* _Exercise details_
Check every line of the entries for "summary", and copy the lines that hold it.

* _Supplied entries_

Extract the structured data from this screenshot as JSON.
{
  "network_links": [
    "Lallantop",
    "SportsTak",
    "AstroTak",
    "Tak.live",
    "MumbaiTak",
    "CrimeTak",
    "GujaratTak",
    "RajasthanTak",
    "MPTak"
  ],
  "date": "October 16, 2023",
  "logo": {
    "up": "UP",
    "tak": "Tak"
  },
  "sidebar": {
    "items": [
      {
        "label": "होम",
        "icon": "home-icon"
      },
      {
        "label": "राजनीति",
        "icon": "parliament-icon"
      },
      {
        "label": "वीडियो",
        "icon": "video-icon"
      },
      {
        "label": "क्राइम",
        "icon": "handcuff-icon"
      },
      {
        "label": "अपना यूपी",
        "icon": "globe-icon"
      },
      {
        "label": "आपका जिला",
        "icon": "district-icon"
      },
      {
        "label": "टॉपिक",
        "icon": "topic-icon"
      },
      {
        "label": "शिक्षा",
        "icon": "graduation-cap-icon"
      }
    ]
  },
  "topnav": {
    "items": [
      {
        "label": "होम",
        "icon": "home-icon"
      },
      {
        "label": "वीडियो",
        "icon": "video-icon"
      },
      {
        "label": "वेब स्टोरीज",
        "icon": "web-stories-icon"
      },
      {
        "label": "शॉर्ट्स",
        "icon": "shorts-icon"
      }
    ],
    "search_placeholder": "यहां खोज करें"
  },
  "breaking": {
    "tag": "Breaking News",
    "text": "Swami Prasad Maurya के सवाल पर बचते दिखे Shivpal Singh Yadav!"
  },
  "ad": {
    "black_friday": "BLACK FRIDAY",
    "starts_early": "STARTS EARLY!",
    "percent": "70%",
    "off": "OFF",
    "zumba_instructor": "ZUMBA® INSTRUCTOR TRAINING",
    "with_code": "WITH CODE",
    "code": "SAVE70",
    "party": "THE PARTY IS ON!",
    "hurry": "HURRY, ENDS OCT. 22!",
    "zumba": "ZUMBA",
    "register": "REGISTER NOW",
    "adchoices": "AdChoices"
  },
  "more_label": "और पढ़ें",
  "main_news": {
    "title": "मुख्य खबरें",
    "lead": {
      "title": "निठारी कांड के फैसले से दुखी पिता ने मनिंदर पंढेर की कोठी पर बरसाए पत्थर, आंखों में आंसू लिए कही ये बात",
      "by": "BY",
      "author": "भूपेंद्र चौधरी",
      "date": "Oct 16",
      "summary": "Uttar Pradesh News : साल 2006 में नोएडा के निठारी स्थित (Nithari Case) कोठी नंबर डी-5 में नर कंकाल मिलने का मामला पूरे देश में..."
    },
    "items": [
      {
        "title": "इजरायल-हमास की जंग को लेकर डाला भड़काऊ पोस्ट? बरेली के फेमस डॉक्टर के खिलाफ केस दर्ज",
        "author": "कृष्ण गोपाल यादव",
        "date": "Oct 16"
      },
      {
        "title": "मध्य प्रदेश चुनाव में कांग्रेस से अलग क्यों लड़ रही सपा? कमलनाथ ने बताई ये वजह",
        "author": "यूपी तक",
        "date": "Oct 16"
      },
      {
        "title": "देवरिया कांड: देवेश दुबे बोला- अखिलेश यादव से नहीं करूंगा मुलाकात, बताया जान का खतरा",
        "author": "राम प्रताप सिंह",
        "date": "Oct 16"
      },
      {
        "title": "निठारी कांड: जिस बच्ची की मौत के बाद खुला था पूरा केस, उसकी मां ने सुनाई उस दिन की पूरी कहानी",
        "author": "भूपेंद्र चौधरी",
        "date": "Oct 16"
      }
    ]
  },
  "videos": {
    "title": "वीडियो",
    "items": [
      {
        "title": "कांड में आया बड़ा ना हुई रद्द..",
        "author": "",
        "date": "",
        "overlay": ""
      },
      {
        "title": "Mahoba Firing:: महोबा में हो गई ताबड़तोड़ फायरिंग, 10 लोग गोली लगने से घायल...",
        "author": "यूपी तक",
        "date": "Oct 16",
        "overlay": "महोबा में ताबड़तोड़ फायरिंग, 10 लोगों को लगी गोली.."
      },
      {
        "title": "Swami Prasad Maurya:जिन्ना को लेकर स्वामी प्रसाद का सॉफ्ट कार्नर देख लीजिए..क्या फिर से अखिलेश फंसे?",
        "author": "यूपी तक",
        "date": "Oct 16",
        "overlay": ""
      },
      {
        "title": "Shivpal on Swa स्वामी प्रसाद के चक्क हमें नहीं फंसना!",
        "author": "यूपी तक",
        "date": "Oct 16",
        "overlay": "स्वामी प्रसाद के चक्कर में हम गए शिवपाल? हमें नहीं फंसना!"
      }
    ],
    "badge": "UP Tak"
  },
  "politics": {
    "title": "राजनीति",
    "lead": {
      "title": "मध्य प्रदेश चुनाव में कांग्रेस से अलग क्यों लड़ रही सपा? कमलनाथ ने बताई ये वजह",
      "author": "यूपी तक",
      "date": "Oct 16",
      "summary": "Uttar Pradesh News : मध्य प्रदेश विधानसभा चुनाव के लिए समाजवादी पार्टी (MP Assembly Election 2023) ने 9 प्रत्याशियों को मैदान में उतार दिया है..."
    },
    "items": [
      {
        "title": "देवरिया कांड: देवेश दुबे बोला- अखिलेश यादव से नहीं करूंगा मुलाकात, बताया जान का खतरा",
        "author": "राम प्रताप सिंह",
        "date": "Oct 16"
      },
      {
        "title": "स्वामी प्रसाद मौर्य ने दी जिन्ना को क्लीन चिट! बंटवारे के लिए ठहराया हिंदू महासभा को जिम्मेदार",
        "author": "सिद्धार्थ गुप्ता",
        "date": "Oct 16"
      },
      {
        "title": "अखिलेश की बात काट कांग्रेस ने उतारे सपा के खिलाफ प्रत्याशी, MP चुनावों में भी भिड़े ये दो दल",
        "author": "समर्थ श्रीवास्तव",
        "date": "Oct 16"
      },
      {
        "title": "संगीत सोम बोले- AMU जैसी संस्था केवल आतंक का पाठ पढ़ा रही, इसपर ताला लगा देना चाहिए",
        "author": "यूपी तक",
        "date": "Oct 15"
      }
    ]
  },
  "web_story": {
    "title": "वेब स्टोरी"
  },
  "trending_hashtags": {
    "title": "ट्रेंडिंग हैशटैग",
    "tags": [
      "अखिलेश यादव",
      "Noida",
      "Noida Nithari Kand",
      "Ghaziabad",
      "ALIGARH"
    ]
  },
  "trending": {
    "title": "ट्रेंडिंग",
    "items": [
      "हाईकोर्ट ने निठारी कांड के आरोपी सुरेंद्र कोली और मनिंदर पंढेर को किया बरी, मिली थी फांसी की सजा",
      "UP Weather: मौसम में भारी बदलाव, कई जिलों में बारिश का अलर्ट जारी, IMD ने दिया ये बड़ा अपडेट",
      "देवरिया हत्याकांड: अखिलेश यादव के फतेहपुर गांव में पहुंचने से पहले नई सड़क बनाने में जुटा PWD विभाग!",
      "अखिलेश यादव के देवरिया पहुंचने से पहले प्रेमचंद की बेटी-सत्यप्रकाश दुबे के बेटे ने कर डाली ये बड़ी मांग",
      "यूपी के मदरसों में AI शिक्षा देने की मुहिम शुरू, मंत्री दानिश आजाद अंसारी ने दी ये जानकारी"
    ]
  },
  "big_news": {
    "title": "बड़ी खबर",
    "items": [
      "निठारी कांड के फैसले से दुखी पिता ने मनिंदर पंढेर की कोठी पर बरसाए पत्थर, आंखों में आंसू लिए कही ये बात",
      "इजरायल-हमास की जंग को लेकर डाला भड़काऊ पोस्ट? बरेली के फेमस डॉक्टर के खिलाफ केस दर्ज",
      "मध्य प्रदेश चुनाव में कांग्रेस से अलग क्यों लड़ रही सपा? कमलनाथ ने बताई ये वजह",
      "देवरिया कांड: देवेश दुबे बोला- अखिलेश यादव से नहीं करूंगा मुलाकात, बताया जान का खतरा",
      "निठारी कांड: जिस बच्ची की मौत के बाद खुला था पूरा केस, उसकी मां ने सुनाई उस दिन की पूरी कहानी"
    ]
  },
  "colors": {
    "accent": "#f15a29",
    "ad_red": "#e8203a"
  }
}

* _Solved problem_
      "summary": "Uttar Pradesh News : साल 2006 में नोएडा के निठारी स्थित (Nithari Case) कोठी नंबर डी-5 में नर कंकाल मिलने का मामला पूरे देश में..."
      "summary": "Uttar Pradesh News : मध्य प्रदेश विधानसभा चुनाव के लिए समाजवादी पार्टी (MP Assembly Election 2023) ने 9 प्रत्याशियों को मैदान में उतार दिया है..."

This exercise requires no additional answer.